**DIRECTIVE:** Every line with the string "CHNV" should be gathered.

(Figure dataset records)

[start]

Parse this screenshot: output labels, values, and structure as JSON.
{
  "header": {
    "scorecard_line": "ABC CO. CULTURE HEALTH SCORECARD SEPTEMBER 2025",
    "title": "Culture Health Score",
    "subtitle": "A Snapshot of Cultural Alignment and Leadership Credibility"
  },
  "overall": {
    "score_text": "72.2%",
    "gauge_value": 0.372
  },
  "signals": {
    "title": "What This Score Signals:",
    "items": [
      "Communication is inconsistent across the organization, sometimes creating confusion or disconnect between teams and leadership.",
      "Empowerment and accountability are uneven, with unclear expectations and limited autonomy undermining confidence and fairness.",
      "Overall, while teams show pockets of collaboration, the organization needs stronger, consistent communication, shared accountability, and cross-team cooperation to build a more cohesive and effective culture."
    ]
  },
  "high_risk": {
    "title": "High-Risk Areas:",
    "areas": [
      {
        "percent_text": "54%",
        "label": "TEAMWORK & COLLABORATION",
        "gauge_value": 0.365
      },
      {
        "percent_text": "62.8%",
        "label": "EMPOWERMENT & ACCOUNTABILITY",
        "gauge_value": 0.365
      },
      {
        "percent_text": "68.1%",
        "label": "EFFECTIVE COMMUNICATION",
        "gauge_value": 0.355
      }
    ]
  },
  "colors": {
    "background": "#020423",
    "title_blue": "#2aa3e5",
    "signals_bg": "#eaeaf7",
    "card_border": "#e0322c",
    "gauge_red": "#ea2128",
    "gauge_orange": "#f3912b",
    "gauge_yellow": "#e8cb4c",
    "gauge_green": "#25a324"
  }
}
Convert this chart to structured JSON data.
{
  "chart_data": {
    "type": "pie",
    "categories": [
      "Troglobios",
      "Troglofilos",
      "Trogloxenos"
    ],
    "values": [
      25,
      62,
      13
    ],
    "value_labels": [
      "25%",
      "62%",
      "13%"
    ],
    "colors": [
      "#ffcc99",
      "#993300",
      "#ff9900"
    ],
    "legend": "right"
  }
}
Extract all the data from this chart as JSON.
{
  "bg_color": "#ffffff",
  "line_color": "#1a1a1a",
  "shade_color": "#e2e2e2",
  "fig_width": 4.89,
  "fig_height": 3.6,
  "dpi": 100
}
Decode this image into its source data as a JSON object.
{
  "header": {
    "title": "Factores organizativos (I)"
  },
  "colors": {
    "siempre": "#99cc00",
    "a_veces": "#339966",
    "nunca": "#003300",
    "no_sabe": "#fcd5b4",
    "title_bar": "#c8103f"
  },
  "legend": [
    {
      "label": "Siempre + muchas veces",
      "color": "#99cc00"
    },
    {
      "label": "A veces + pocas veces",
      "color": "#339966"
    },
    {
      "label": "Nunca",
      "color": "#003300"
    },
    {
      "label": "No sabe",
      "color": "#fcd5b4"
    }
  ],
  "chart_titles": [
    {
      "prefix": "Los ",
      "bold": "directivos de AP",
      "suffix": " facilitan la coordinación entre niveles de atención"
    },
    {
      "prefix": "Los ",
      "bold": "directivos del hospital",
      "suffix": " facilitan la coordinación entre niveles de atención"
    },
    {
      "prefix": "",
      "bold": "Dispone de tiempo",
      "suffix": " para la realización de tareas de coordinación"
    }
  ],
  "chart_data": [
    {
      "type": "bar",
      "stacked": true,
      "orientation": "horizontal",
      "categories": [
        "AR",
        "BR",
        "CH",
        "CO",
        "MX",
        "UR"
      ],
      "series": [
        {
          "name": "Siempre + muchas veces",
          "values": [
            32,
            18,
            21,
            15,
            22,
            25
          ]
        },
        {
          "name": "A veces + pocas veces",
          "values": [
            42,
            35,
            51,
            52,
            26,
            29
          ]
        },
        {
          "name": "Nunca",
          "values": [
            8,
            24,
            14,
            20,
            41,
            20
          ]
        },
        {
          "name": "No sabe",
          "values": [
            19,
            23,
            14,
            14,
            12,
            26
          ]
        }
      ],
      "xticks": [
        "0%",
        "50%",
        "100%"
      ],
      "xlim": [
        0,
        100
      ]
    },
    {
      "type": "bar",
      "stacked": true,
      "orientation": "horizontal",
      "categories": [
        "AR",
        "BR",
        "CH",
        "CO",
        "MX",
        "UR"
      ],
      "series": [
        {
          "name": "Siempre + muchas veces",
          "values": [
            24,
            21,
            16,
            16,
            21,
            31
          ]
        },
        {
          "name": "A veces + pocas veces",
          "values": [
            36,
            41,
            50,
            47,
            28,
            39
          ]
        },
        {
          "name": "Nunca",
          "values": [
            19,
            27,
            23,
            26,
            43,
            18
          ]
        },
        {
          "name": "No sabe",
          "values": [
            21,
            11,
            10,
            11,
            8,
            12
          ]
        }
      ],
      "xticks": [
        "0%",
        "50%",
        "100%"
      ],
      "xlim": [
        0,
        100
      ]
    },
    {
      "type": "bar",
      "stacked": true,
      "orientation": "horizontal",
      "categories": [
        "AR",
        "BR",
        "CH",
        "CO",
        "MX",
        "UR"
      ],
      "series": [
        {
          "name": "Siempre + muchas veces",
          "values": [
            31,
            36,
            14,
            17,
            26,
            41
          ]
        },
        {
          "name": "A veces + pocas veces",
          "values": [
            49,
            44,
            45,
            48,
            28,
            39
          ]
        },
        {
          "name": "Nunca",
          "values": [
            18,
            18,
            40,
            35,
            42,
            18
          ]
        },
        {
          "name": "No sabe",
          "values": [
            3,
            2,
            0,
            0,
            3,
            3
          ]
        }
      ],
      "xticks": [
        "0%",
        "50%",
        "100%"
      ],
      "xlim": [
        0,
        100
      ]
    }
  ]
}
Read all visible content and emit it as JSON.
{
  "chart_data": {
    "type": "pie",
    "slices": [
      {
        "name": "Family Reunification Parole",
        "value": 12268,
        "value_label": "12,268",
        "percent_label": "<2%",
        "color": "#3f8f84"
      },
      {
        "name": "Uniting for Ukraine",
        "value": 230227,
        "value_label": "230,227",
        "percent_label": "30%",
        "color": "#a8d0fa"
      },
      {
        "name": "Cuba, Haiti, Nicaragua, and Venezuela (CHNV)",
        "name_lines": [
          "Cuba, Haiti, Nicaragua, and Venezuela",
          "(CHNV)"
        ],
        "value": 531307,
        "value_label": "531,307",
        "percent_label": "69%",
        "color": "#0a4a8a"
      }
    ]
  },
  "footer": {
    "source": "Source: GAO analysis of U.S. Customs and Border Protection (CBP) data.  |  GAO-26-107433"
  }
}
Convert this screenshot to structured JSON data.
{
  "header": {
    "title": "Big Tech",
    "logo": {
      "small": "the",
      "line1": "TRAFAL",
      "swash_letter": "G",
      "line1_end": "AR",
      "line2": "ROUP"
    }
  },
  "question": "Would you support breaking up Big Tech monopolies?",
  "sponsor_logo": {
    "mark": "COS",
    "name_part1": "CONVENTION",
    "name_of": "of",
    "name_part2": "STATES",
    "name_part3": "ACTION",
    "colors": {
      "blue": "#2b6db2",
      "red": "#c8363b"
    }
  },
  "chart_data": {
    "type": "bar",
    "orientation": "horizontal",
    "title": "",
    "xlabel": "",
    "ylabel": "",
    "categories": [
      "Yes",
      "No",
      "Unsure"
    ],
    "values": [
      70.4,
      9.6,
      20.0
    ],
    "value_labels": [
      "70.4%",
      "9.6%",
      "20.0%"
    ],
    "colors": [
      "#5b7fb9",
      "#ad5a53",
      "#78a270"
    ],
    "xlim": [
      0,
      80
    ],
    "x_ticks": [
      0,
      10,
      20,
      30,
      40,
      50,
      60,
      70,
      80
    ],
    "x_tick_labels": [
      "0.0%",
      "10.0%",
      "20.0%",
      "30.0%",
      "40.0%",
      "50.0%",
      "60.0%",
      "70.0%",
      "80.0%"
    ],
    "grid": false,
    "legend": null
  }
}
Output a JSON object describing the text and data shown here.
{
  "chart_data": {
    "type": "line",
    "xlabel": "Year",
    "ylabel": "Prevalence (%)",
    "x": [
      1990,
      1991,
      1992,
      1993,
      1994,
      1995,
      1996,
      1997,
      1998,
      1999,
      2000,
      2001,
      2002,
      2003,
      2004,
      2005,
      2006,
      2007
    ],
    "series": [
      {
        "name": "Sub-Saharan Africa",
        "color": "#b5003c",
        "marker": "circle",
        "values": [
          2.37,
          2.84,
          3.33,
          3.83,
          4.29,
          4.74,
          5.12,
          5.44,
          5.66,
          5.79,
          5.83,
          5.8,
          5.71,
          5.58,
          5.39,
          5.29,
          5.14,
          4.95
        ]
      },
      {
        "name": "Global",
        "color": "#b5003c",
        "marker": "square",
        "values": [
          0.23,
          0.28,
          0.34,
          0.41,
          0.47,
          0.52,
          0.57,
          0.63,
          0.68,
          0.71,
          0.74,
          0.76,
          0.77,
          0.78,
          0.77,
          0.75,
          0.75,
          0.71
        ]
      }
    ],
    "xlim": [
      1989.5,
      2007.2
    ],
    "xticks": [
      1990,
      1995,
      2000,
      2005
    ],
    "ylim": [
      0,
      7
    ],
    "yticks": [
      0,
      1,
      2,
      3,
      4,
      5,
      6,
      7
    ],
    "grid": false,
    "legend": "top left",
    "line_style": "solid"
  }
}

[end]

**TASK RESULT:**
        "name": "Cuba, Haiti, Nicaragua, and Venezuela (CHNV)",
          "(CHNV)"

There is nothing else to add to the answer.